> Data lines
[start]

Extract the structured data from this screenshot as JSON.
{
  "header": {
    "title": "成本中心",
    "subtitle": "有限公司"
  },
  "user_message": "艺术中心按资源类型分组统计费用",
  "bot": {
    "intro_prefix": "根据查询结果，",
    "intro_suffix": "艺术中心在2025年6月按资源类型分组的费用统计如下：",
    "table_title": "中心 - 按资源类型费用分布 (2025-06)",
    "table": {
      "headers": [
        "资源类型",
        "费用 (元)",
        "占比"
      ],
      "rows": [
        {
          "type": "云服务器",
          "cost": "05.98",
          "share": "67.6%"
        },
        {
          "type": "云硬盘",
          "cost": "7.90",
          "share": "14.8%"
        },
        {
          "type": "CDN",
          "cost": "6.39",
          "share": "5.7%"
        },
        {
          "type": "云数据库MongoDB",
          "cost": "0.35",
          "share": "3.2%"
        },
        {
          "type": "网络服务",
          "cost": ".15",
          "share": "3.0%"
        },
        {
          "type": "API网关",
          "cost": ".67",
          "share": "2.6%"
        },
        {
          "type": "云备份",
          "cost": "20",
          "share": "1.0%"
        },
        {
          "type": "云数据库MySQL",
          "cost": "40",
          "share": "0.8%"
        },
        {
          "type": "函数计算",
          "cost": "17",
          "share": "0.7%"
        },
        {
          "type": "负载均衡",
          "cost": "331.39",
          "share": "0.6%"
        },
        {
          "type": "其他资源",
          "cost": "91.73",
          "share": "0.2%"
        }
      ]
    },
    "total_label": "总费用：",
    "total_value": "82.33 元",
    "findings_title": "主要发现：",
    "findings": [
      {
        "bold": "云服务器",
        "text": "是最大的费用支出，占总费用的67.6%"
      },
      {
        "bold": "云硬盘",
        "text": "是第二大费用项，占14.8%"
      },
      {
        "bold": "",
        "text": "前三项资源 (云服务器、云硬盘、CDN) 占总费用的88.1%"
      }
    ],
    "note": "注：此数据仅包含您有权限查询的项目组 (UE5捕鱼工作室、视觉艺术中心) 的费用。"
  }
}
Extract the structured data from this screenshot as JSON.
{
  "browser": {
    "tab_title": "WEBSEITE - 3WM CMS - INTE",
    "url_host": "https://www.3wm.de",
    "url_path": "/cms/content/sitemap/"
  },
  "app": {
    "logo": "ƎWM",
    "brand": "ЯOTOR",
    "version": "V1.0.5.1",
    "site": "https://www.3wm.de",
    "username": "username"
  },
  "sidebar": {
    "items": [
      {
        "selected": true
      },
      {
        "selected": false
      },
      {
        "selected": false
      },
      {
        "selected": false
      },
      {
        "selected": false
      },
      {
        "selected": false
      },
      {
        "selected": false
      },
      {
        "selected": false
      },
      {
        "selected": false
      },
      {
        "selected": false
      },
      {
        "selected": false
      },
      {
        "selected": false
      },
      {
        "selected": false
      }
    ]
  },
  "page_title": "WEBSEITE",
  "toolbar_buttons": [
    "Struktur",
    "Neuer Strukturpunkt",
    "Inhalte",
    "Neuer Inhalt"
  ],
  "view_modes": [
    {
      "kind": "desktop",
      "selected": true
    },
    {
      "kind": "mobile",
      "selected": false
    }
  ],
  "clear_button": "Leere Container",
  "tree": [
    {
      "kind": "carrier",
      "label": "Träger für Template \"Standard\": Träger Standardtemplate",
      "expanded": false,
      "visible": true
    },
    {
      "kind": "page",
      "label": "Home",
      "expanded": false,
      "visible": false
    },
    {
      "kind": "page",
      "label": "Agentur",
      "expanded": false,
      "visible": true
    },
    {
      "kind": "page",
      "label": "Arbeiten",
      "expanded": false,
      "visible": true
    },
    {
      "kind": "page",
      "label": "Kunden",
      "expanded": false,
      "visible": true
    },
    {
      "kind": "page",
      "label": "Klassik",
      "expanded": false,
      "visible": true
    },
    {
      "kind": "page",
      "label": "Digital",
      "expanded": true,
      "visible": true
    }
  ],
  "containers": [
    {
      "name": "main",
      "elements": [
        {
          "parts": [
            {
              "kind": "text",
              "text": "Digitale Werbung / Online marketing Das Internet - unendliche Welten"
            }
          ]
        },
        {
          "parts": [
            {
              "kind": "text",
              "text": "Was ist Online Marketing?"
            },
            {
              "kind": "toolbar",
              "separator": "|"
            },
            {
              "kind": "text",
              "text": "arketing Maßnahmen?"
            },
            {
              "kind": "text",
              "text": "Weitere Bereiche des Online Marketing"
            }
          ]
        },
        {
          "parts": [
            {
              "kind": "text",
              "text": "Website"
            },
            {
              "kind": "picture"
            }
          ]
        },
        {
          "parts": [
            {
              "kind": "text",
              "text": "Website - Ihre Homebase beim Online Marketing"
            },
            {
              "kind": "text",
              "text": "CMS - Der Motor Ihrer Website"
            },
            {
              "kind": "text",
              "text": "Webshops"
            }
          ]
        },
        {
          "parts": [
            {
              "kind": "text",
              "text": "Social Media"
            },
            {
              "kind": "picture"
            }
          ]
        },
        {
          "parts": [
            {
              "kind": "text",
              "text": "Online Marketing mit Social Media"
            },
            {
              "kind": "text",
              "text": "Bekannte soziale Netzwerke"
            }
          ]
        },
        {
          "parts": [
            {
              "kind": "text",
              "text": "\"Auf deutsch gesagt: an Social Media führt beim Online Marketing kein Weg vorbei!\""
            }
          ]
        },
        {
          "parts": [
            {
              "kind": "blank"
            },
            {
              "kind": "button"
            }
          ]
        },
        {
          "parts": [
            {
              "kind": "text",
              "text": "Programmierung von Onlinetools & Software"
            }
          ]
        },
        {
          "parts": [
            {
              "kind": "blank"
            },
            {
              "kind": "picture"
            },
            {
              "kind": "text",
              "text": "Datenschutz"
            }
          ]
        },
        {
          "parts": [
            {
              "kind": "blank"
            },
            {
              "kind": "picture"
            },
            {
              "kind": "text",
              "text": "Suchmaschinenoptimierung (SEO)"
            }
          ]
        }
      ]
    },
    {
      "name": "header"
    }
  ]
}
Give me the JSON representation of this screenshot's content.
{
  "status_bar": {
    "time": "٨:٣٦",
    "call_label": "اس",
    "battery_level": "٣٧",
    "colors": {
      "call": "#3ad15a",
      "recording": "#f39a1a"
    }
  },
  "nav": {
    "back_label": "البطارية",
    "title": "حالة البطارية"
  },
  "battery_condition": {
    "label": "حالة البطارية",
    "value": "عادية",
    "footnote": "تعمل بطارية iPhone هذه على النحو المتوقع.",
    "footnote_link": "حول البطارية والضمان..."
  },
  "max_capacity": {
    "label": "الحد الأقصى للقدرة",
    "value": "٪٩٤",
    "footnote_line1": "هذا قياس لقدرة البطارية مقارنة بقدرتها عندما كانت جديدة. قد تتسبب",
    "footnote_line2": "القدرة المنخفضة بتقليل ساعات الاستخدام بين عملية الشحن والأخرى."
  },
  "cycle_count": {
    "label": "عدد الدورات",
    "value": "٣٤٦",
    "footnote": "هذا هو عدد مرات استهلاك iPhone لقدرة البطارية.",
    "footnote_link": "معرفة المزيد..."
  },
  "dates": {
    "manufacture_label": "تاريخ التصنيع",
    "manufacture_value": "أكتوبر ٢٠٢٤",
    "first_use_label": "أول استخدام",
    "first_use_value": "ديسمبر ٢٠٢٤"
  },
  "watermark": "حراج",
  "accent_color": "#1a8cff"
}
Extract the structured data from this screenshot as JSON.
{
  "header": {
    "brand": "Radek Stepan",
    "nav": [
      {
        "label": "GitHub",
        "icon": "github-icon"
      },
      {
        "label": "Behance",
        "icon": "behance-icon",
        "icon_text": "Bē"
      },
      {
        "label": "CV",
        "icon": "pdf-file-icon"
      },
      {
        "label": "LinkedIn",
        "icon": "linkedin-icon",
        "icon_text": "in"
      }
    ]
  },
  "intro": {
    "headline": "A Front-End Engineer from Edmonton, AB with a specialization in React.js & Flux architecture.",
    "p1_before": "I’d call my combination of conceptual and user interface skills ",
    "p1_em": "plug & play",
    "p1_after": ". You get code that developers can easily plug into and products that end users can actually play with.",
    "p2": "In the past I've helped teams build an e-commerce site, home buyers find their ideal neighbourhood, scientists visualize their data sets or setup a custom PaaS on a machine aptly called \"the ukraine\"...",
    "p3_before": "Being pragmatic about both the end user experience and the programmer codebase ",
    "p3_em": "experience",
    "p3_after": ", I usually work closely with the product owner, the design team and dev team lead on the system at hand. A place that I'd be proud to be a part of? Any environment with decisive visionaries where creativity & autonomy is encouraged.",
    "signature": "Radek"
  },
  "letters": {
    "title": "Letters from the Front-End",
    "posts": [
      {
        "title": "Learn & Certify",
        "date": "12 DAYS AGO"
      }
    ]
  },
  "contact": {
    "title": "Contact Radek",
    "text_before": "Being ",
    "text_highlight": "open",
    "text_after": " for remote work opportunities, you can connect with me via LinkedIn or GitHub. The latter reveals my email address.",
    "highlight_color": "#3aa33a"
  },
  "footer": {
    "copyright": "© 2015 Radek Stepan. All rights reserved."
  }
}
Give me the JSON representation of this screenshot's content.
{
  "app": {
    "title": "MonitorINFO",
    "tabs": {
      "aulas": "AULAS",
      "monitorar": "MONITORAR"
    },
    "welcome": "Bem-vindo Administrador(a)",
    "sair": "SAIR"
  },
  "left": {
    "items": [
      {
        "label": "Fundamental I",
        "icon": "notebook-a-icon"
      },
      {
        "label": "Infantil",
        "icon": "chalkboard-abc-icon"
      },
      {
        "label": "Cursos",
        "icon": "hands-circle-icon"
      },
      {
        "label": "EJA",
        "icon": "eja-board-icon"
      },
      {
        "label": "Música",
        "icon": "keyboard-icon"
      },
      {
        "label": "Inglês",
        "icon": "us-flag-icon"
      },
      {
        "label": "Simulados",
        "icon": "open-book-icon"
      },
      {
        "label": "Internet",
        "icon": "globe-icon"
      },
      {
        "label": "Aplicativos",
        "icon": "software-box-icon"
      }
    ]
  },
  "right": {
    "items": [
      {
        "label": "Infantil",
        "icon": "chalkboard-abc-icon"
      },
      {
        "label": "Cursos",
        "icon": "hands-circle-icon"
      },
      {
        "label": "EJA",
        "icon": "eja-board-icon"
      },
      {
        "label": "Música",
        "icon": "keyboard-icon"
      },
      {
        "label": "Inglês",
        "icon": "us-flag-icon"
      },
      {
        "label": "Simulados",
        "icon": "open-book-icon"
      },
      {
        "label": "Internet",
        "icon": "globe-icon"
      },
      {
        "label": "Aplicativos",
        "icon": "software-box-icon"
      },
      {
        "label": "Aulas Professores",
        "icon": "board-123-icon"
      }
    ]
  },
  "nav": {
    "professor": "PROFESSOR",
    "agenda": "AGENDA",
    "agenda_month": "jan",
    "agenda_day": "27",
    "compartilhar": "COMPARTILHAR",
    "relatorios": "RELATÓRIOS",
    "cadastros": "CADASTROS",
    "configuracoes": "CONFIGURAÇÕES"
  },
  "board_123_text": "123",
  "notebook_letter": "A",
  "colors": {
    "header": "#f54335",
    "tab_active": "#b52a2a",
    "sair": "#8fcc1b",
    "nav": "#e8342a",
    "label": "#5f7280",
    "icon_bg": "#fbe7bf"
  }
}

[end]

Give a single number: the count of lines above that include the word "Stepan".

> Reply
2